§ **PROBLEM REQUIREMENTS**:
Scan the data. Collect each line that contains the word "закрытия".

(Source records)
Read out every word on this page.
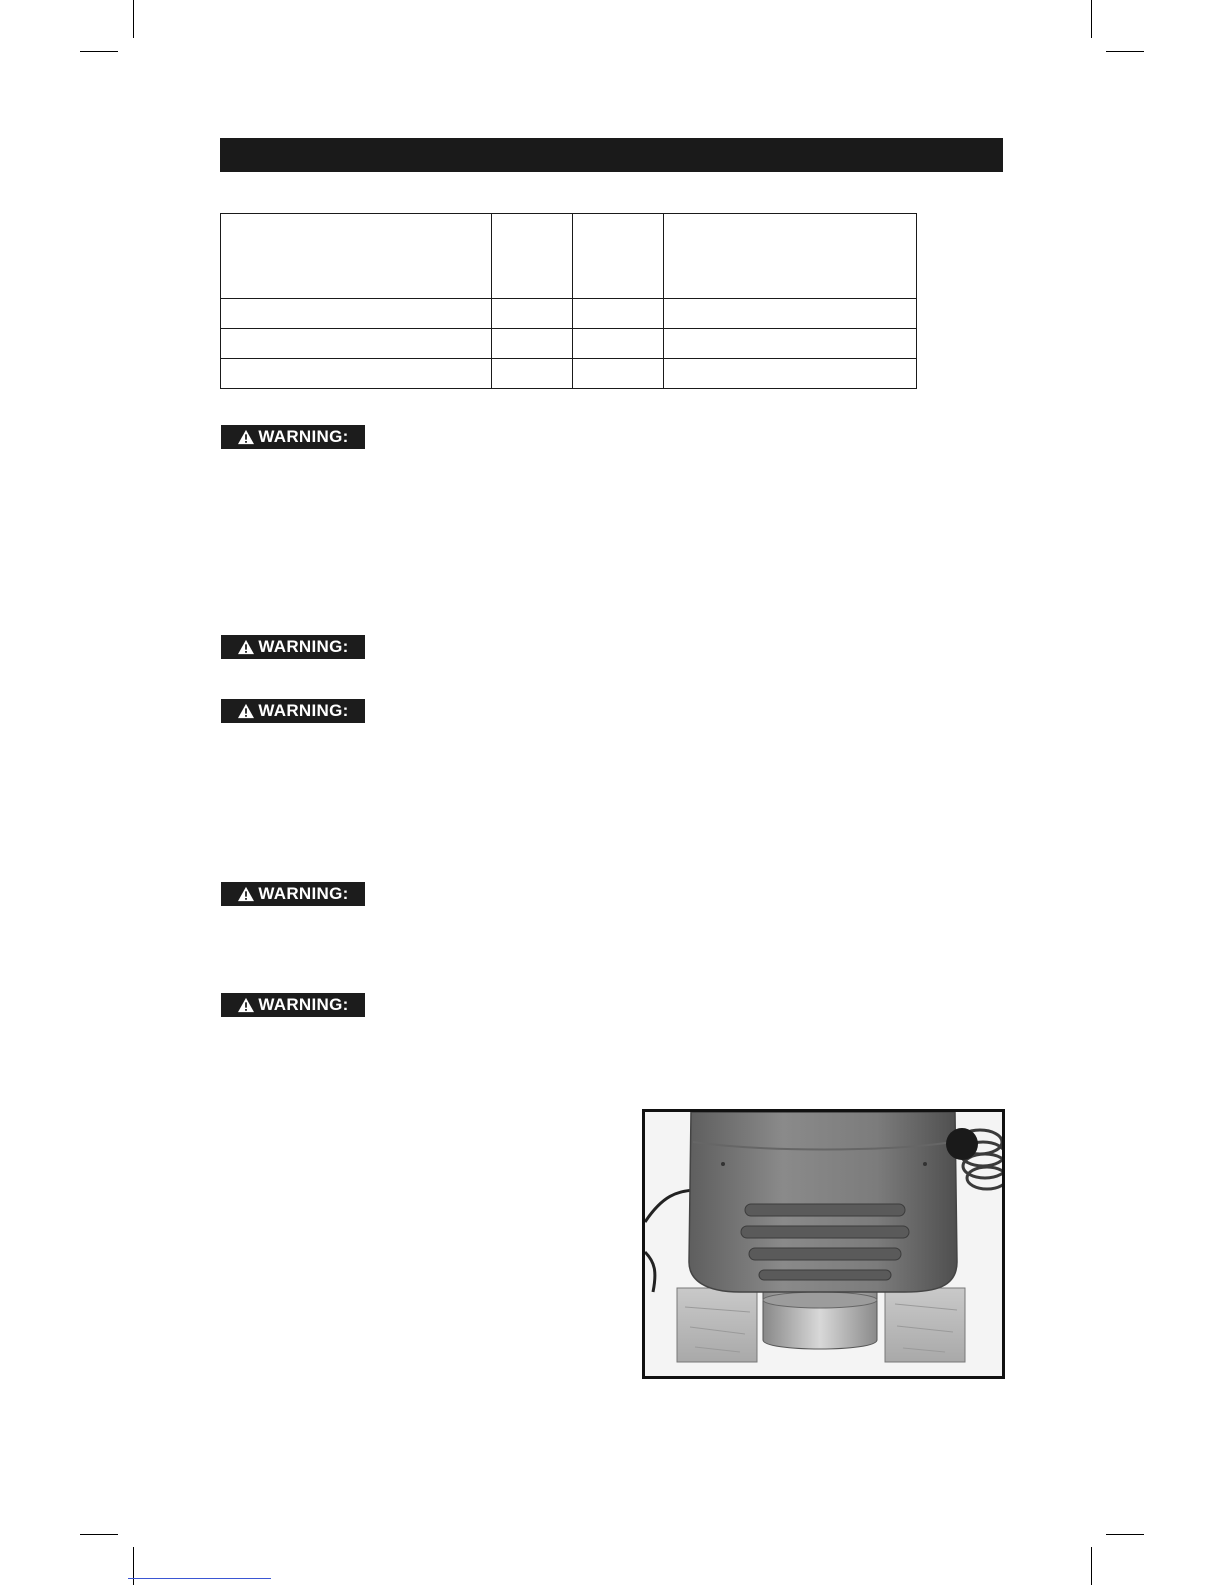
WARNING:
WARNING:
WARNING:
WARNING:
WARNING:
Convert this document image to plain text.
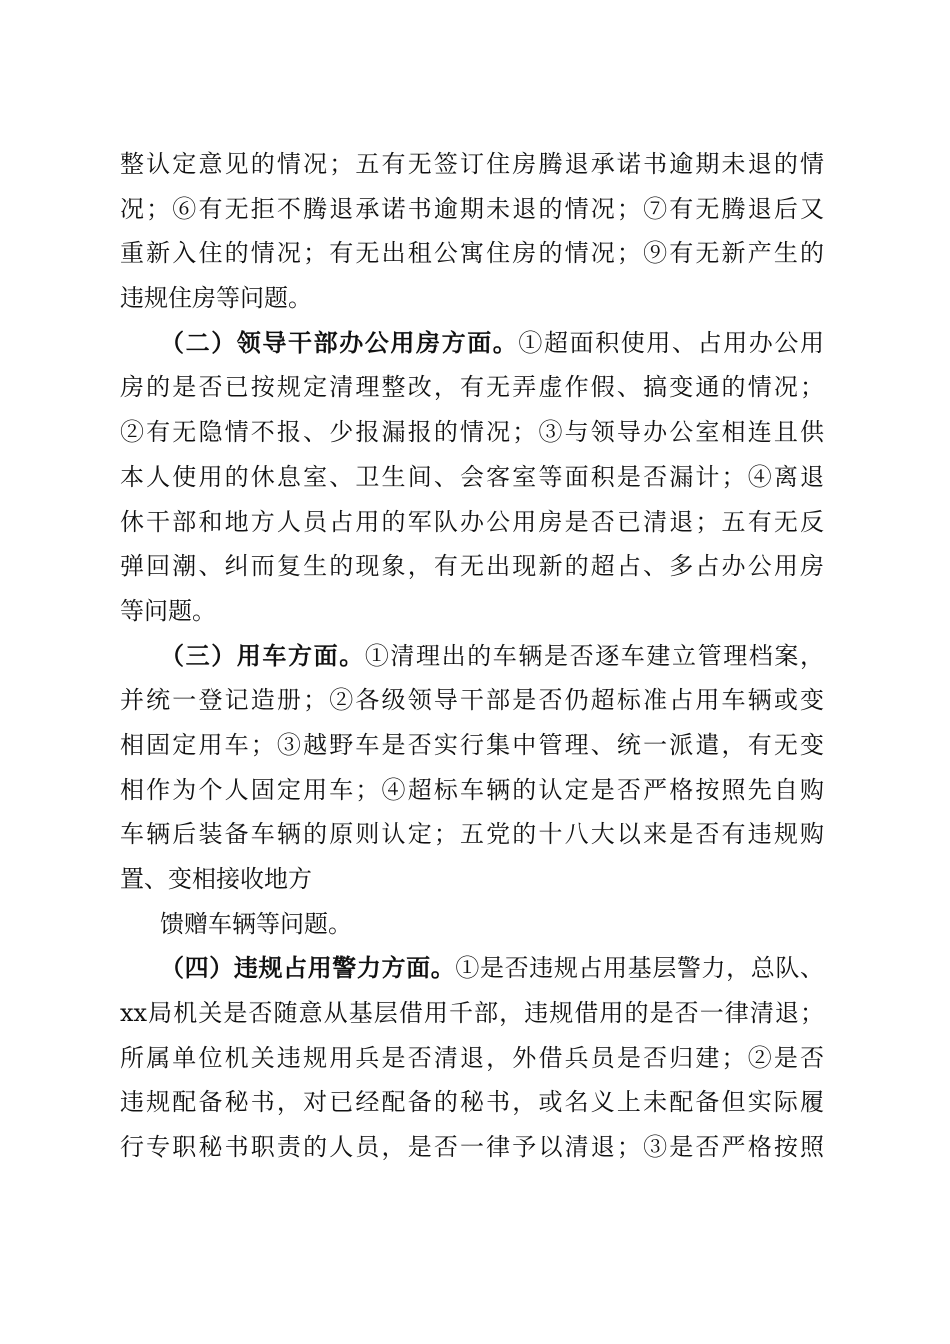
整认定意见的情况；五有无签订住房腾退承诺书逾期未退的情
况；⑥有无拒不腾退承诺书逾期未退的情况；⑦有无腾退后又
重新入住的情况；有无出租公寓住房的情况；⑨有无新产生的
违规住房等问题。
（二）领导干部办公用房方面。①超面积使用、占用办公用
房的是否已按规定清理整改，有无弄虚作假、搞变通的情况；
②有无隐情不报、少报漏报的情况；③与领导办公室相连且供
本人使用的休息室、卫生间、会客室等面积是否漏计；④离退
休干部和地方人员占用的军队办公用房是否已清退；五有无反
弹回潮、纠而复生的现象，有无出现新的超占、多占办公用房
等问题。
（三）用车方面。①清理出的车辆是否逐车建立管理档案，
并统一登记造册；②各级领导干部是否仍超标准占用车辆或变
相固定用车；③越野车是否实行集中管理、统一派遣，有无变
相作为个人固定用车；④超标车辆的认定是否严格按照先自购
车辆后装备车辆的原则认定；五党的十八大以来是否有违规购
置、变相接收地方
馈赠车辆等问题。
（四）违规占用警力方面。①是否违规占用基层警力，总队、
xx局机关是否随意从基层借用千部，违规借用的是否一律清退；
所属单位机关违规用兵是否清退，外借兵员是否归建；②是否
违规配备秘书，对已经配备的秘书，或名义上未配备但实际履
行专职秘书职责的人员，是否一律予以清退；③是否严格按照
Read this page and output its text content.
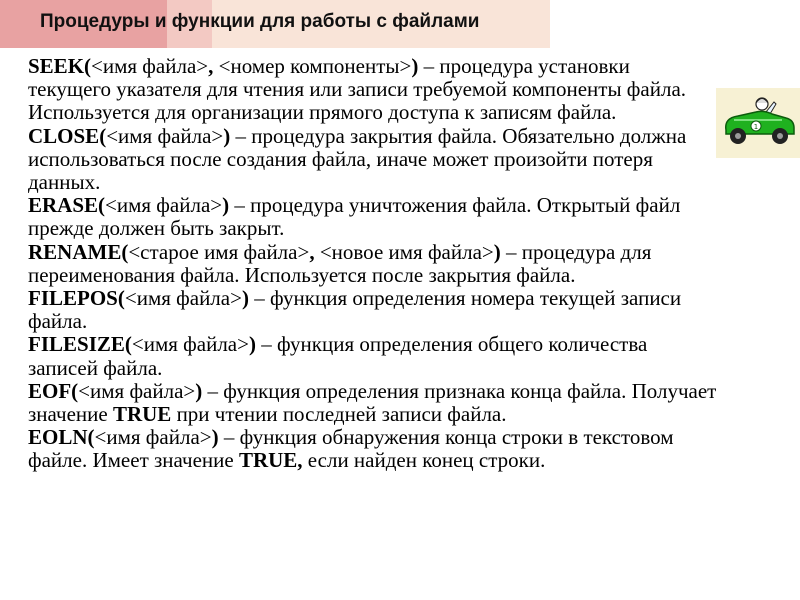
Процедуры и функции для работы с файлами

SEEK(<имя файла>, <номер компоненты>) – процедура установки текущего указателя для чтения или записи требуемой компоненты файла. Используется для организации прямого доступа к записям файла.

CLOSE(<имя файла>) – процедура закрытия файла. Обязательно должна использоваться после создания файла, иначе может произойти потеря данных.

ERASE(<имя файла>) – процедура уничтожения файла. Открытый файл прежде должен быть закрыт.

RENAME(<старое имя файла>, <новое имя файла>) – процедура для переименования файла. Используется после закрытия файла.

FILEPOS(<имя файла>) – функция определения номера текущей записи файла.

FILESIZE(<имя файла>) – функция определения общего количества записей файла.

EOF(<имя файла>) – функция определения признака конца файла. Получает значение TRUE при чтении последней записи файла.

EOLN(<имя файла>) – функция обнаружения конца строки в текстовом файле. Имеет значение TRUE, если найден конец строки.

1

§ **REPLY**:
CLOSE(<имя файла>) – процедура закрытия файла. Обязательно должна использоваться после создания файла, иначе может произойти потеря данных.
RENAME(<старое имя файла>, <новое имя файла>) – процедура для переименования файла. Используется после закрытия файла.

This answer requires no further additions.